━━ PROVIDED ENTRIES ━━

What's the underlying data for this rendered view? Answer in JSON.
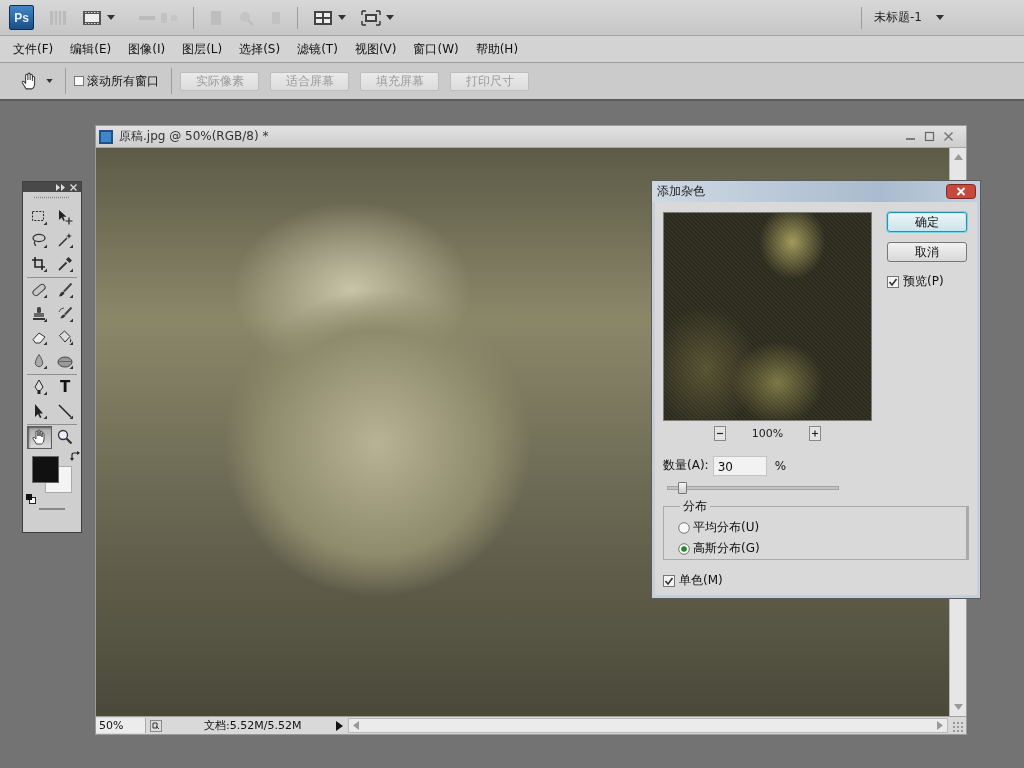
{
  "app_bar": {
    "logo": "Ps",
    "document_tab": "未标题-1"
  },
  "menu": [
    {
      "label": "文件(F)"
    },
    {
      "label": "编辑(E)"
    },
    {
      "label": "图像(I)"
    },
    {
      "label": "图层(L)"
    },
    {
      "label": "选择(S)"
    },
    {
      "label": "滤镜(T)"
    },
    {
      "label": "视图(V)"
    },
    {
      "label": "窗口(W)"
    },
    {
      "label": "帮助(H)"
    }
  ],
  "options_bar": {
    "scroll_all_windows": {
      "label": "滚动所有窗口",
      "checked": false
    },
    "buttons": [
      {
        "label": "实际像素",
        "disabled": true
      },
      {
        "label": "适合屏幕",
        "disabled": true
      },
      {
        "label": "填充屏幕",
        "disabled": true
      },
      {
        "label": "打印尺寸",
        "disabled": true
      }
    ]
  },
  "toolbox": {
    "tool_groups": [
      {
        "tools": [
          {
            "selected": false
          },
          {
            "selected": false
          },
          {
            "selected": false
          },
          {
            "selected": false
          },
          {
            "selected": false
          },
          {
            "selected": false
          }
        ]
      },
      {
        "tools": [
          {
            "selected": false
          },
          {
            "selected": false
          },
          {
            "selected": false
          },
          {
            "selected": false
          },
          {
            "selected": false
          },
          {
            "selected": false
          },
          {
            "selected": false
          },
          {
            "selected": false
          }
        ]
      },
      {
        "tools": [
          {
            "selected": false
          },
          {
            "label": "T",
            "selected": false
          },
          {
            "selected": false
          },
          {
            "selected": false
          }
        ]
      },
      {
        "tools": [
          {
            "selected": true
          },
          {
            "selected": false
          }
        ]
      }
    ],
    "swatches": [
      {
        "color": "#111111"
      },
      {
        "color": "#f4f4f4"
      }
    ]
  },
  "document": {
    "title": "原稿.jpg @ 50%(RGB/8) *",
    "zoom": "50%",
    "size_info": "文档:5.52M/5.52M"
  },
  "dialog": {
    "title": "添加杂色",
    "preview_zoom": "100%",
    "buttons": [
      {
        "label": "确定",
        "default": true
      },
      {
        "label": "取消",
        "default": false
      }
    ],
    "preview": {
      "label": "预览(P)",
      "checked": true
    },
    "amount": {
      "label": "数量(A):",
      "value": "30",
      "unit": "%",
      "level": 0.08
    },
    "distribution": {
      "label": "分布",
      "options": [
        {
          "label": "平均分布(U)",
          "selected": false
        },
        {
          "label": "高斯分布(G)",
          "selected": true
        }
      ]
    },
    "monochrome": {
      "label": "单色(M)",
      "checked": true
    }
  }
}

━━━

REQUIRED TASK:
Leave the pictures out and print the records above exactly as they stand.

RESPONSE TO THIS EXERCISE:
What's the underlying data for this rendered view? Answer in JSON.
{
  "app_bar": {
    "logo": "Ps",
    "document_tab": "未标题-1"
  },
  "menu": [
    {
      "label": "文件(F)"
    },
    {
      "label": "编辑(E)"
    },
    {
      "label": "图像(I)"
    },
    {
      "label": "图层(L)"
    },
    {
      "label": "选择(S)"
    },
    {
      "label": "滤镜(T)"
    },
    {
      "label": "视图(V)"
    },
    {
      "label": "窗口(W)"
    },
    {
      "label": "帮助(H)"
    }
  ],
  "options_bar": {
    "scroll_all_windows": {
      "label": "滚动所有窗口",
      "checked": false
    },
    "buttons": [
      {
        "label": "实际像素",
        "disabled": true
      },
      {
        "label": "适合屏幕",
        "disabled": true
      },
      {
        "label": "填充屏幕",
        "disabled": true
      },
      {
        "label": "打印尺寸",
        "disabled": true
      }
    ]
  },
  "toolbox": {
    "tool_groups": [
      {
        "tools": [
          {
            "selected": false
          },
          {
            "selected": false
          },
          {
            "selected": false
          },
          {
            "selected": false
          },
          {
            "selected": false
          },
          {
            "selected": false
          }
        ]
      },
      {
        "tools": [
          {
            "selected": false
          },
          {
            "selected": false
          },
          {
            "selected": false
          },
          {
            "selected": false
          },
          {
            "selected": false
          },
          {
            "selected": false
          },
          {
            "selected": false
          },
          {
            "selected": false
          }
        ]
      },
      {
        "tools": [
          {
            "selected": false
          },
          {
            "label": "T",
            "selected": false
          },
          {
            "selected": false
          },
          {
            "selected": false
          }
        ]
      },
      {
        "tools": [
          {
            "selected": true
          },
          {
            "selected": false
          }
        ]
      }
    ],
    "swatches": [
      {
        "color": "#111111"
      },
      {
        "color": "#f4f4f4"
      }
    ]
  },
  "document": {
    "title": "原稿.jpg @ 50%(RGB/8) *",
    "zoom": "50%",
    "size_info": "文档:5.52M/5.52M"
  },
  "dialog": {
    "title": "添加杂色",
    "preview_zoom": "100%",
    "buttons": [
      {
        "label": "确定",
        "default": true
      },
      {
        "label": "取消",
        "default": false
      }
    ],
    "preview": {
      "label": "预览(P)",
      "checked": true
    },
    "amount": {
      "label": "数量(A):",
      "value": "30",
      "unit": "%",
      "level": 0.08
    },
    "distribution": {
      "label": "分布",
      "options": [
        {
          "label": "平均分布(U)",
          "selected": false
        },
        {
          "label": "高斯分布(G)",
          "selected": true
        }
      ]
    },
    "monochrome": {
      "label": "单色(M)",
      "checked": true
    }
  }
}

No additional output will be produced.